Note that no characters at all are needed in this description or in the actual
processing involved in implementing such a mechanism -- merely an encoding
map together with three auxiliary lexical rules, only the composition and data
delimiting rules being language-dependent as would be expected.
Annex A contains a set of guidelines for use by programming language and data
abstraction designers and tool implementers, based on the above description of
operation. The formal specification for the format for a universal file to contain
such a mapping for any (programming) language and cultural environment is
given in Annex B and an example programming language lexical token
enumeration in Annex C.
The format specification is suitable for standardisation so that anyone with a
modicum of skill (and/or intelligent tools) can define a mapping file for a
language which is sensitive to the local culture, devices and operating system.
Providing facilities to enable this kind of thing to be done locally is a very
important part of being culturally sensitive in spreading the benefits of IT to a
wider community.
Note 1: Any need to translate the source form of a program exported from some
other site therefore requires a copy of the mapping file used originally.

- **Data provided**
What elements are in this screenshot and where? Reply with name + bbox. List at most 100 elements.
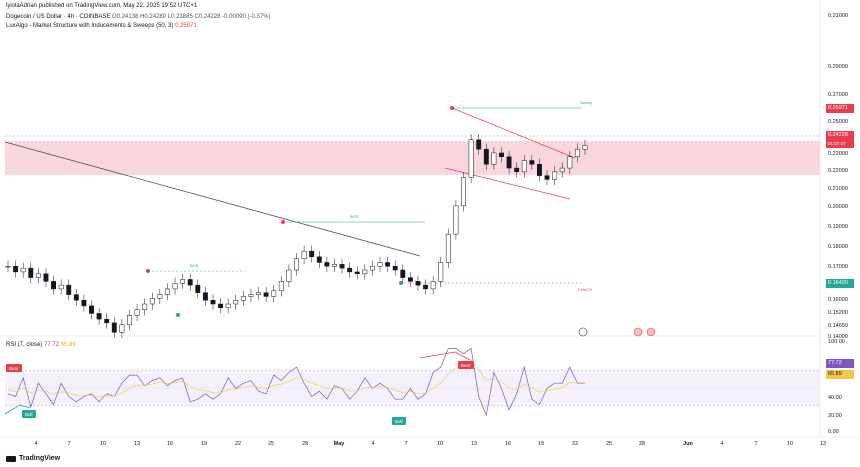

---

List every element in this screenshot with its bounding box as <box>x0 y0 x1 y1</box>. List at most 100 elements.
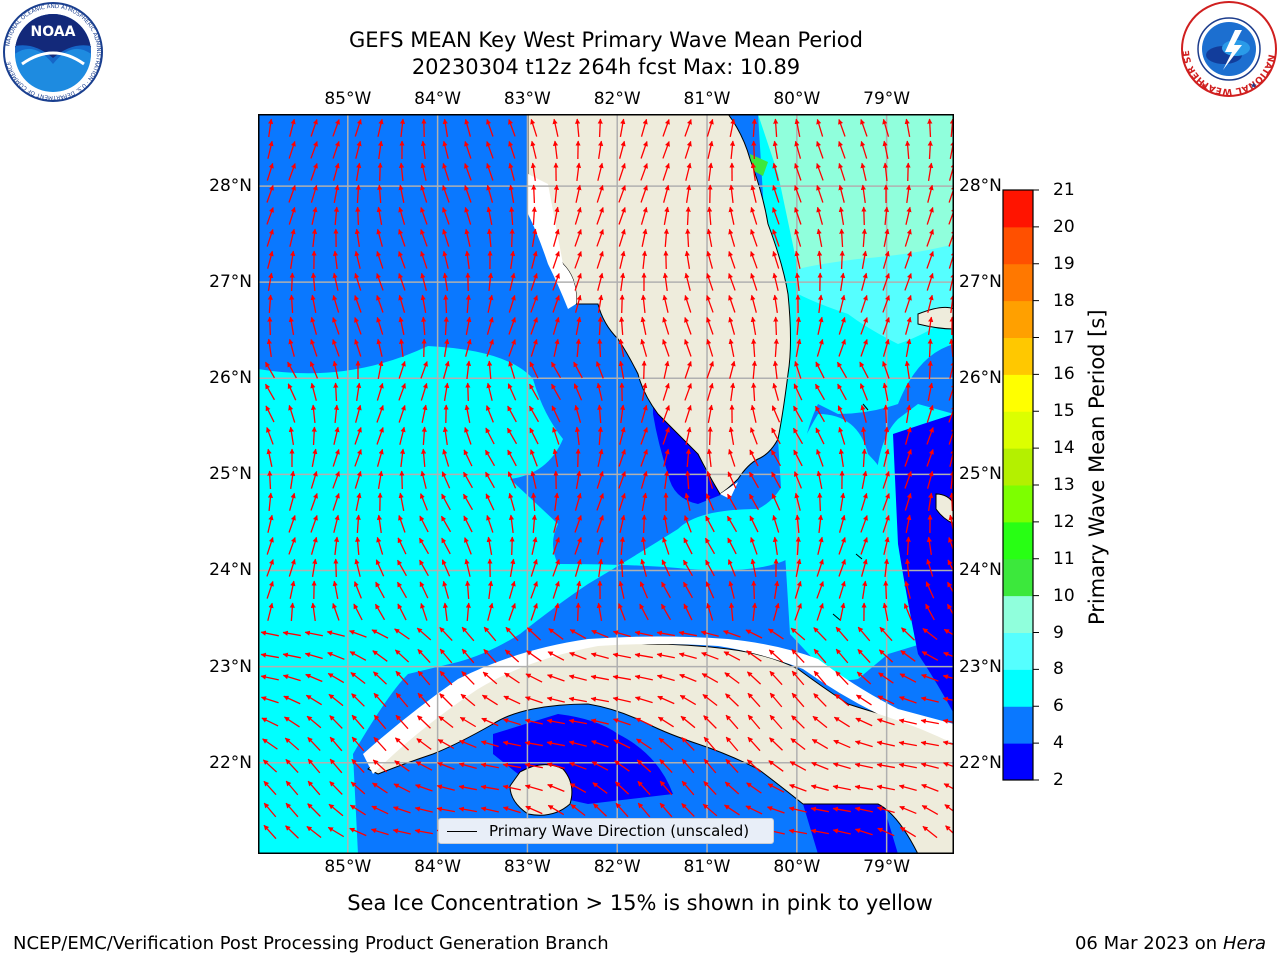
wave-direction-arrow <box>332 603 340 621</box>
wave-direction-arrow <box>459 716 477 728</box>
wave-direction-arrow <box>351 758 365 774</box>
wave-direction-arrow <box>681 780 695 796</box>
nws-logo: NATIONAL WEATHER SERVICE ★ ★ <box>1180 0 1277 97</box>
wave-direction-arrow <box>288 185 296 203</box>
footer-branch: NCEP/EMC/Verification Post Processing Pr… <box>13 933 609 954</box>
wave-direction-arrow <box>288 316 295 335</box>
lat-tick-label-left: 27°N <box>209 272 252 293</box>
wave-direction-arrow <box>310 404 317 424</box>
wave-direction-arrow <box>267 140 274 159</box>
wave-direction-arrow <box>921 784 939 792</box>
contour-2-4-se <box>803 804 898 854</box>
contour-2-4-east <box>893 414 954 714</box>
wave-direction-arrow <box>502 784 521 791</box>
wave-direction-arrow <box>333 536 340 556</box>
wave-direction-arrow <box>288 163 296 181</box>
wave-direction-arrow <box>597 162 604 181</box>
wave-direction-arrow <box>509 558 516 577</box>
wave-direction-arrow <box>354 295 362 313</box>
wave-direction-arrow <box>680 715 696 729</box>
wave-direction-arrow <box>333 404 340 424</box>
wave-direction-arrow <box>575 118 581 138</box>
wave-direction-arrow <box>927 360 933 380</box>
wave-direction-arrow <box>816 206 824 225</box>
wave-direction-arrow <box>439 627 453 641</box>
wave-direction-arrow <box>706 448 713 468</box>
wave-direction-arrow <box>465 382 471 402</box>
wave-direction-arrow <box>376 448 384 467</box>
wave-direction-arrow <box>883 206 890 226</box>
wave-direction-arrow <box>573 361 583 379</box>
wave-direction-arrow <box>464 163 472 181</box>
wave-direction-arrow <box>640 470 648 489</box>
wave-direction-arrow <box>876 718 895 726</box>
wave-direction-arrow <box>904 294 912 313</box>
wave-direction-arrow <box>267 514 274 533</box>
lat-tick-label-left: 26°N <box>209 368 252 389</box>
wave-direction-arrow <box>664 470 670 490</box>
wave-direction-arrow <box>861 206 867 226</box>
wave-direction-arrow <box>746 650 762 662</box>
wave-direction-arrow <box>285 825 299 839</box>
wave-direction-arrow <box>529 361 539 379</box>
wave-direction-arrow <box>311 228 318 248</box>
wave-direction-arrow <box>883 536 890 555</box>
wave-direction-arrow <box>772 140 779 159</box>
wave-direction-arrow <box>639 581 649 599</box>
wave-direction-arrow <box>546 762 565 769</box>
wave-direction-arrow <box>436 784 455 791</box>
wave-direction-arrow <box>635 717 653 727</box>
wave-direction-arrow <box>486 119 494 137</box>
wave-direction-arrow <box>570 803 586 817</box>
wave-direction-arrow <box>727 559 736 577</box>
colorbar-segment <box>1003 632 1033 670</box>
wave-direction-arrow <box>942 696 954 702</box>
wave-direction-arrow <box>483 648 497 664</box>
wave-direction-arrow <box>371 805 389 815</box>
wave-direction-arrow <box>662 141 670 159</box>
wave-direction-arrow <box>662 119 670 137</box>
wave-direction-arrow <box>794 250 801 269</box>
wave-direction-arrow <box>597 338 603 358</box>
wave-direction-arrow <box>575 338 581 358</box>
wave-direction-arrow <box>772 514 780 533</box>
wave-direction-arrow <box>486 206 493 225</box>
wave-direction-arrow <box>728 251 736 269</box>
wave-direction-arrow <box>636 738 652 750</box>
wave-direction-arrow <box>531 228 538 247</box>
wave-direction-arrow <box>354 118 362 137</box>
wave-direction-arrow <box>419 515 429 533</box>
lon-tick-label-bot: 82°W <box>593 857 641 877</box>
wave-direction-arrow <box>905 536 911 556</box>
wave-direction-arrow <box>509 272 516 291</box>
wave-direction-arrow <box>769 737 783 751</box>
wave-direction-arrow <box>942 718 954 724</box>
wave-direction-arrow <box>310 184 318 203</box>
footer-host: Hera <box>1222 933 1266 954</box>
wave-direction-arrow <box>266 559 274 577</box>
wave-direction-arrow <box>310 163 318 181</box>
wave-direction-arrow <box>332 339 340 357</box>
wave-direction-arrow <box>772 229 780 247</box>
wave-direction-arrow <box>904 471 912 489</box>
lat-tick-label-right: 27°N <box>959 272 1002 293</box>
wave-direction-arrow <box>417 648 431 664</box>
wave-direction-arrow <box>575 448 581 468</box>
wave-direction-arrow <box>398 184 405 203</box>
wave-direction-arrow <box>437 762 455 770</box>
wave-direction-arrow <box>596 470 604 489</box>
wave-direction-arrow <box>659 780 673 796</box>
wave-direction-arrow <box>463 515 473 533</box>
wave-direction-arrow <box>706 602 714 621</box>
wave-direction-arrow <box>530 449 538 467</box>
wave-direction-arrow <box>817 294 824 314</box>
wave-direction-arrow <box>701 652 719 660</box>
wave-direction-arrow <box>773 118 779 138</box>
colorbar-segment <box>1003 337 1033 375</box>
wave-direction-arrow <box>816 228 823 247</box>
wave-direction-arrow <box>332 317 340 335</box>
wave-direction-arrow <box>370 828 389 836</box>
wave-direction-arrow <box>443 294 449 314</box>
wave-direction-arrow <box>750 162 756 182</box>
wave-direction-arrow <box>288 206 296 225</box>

- **Requirement 1**
Edit the passage on lexical mapping files, starting with "The format specification" and going on through "file used originally.", and write "translation file" wherever "mapping file" appears.
- **Requirement 2**
Resume the passage on lexical mapping files after its final sentence.

- **Task output 1**
The format specification is suitable for standardisation so that anyone with a
modicum of skill (and/or intelligent tools) can define a translation file for a
language which is sensitive to the local culture, devices and operating system.
Providing facilities to enable this kind of thing to be done locally is a very
important part of being culturally sensitive in spreading the benefits of IT to a
wider community.
Note 1: Any need to translate the source form of a program exported from some
other site therefore requires a copy of the translation file used originally.

- **Task output 2**
Note 2: Any need to read the source form will also require a suitable rendering
engine for the encoding used -- possibly also someone who knows the language
involved to interpret the lexical tokens presented.
Data Manipulation
The suggested language-defined translator map completely specifies a
character-less (and hence considerably more portable and culturally-sensitive)
translator mechanism. It does not at first sight appear to solve the allied problem
of data manipulation by an executing program.
Where data appeared in the source of a program, the translator lexical analyser
merely collected encodings in a totally transparent manner. After all, it is the
manipulation of such unknown data, together with that read from some input
channel during processing, which is the principal purpose of a program. The
production of data through some output channel is only of related concern if it is
intended for use by some other tool (eg a rendering engine producing sounds or
visible marks for human users).
The encoding of data, whether as part of some program source or as data
obtained/generated during program execution, is therefore of major concern to
the writer of a program -- but only insofar as the actual encoding employed may
be 'understood' by the program. The solution to this problem given above in the
case of a programming language translator (which is, after all, only another
program), relied upon providing a mapping from encodings to lexical tokens in a
completely portable, transparent, manner.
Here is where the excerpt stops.